What you have to do
Please turn all the lines below into a numbered list, skipping blank lines and leaving out any pictures.

################

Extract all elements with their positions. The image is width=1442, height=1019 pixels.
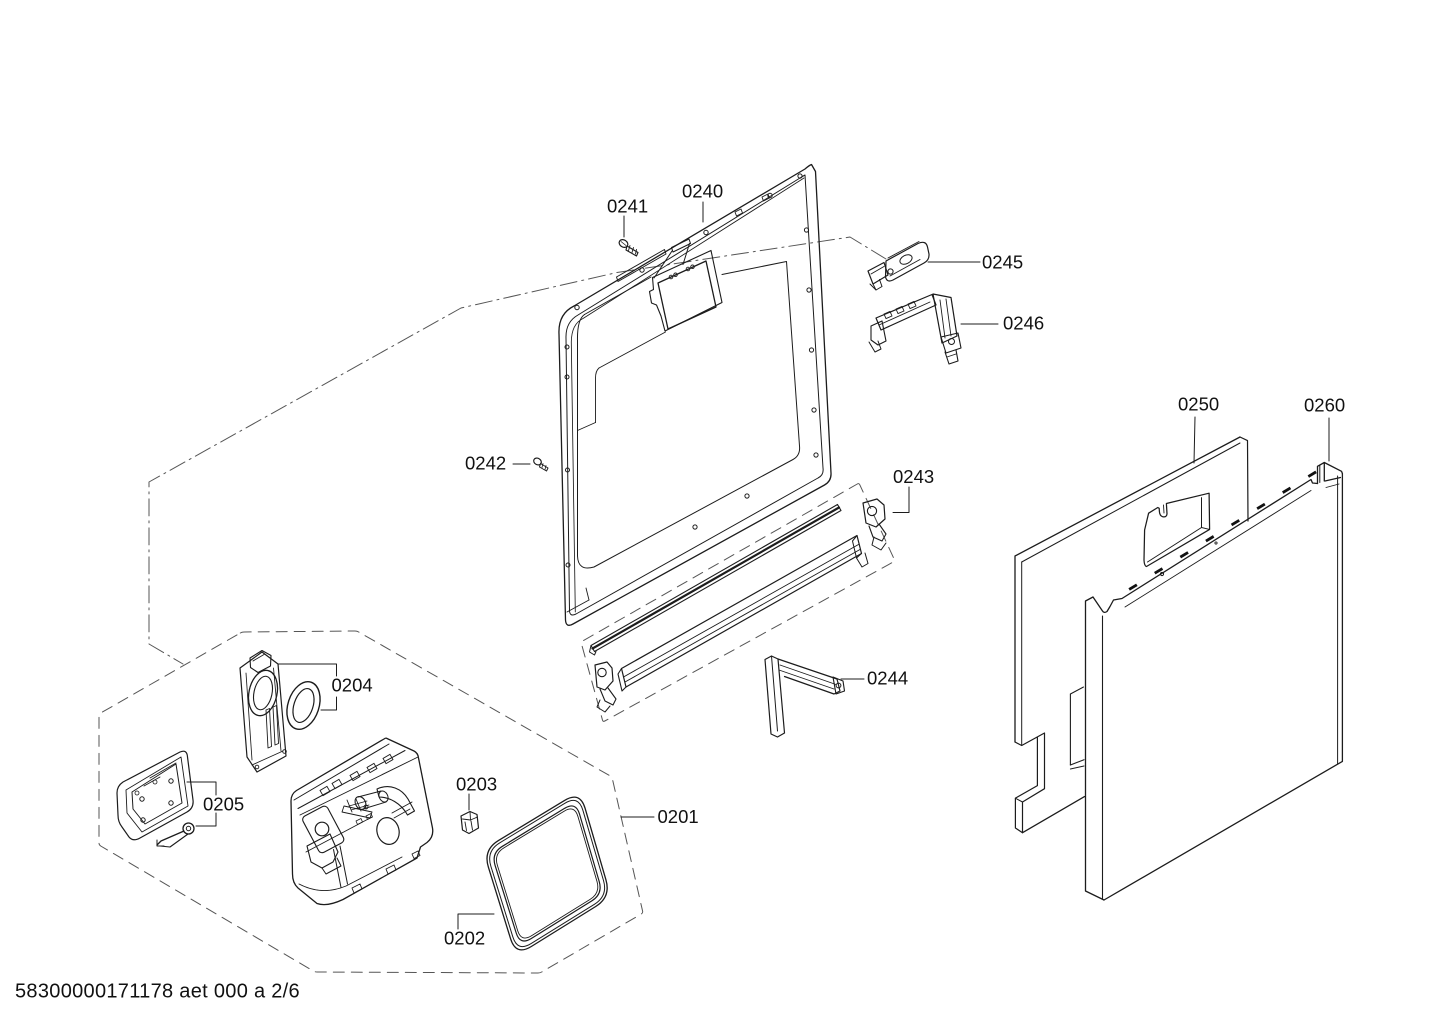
svg-text:0205: 0205 [203,794,244,815]
svg-text:0240: 0240 [682,181,723,202]
svg-text:0202: 0202 [444,928,485,949]
svg-text:0241: 0241 [607,196,648,217]
svg-text:0203: 0203 [456,774,497,795]
svg-text:0242: 0242 [465,453,506,474]
svg-text:0243: 0243 [893,466,934,487]
svg-text:0244: 0244 [867,668,908,689]
svg-text:0260: 0260 [1304,395,1345,416]
svg-text:0250: 0250 [1178,394,1219,415]
svg-text:0201: 0201 [658,806,699,827]
svg-text:0204: 0204 [332,675,373,696]
svg-text:58300000171178 aet 000 a 2/6: 58300000171178 aet 000 a 2/6 [15,981,300,1003]
svg-text:0245: 0245 [982,252,1023,273]
svg-text:0246: 0246 [1003,313,1044,334]
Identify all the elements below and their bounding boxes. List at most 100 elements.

################

Reply to the task
1. Extract all elements with their positions. The image is width=1442, height=1019 pixels.
2. svg-text:0205: 0205 [203,794,244,815]
3. svg-text:0240: 0240 [682,181,723,202]
4. svg-text:0202: 0202 [444,928,485,949]
5. svg-text:0241: 0241 [607,196,648,217]
6. svg-text:0203: 0203 [456,774,497,795]
7. svg-text:0242: 0242 [465,453,506,474]
8. svg-text:0243: 0243 [893,466,934,487]
9. svg-text:0244: 0244 [867,668,908,689]
10. svg-text:0260: 0260 [1304,395,1345,416]
11. svg-text:0250: 0250 [1178,394,1219,415]
12. svg-text:0201: 0201 [658,806,699,827]
13. svg-text:0204: 0204 [332,675,373,696]
14. svg-text:58300000171178 aet 000 a 2/6: 58300000171178 aet 000 a 2/6 [15,981,300,1003]
15. svg-text:0245: 0245 [982,252,1023,273]
16. svg-text:0246: 0246 [1003,313,1044,334]
17. Identify all the elements below and their bounding boxes. List at most 100 elements.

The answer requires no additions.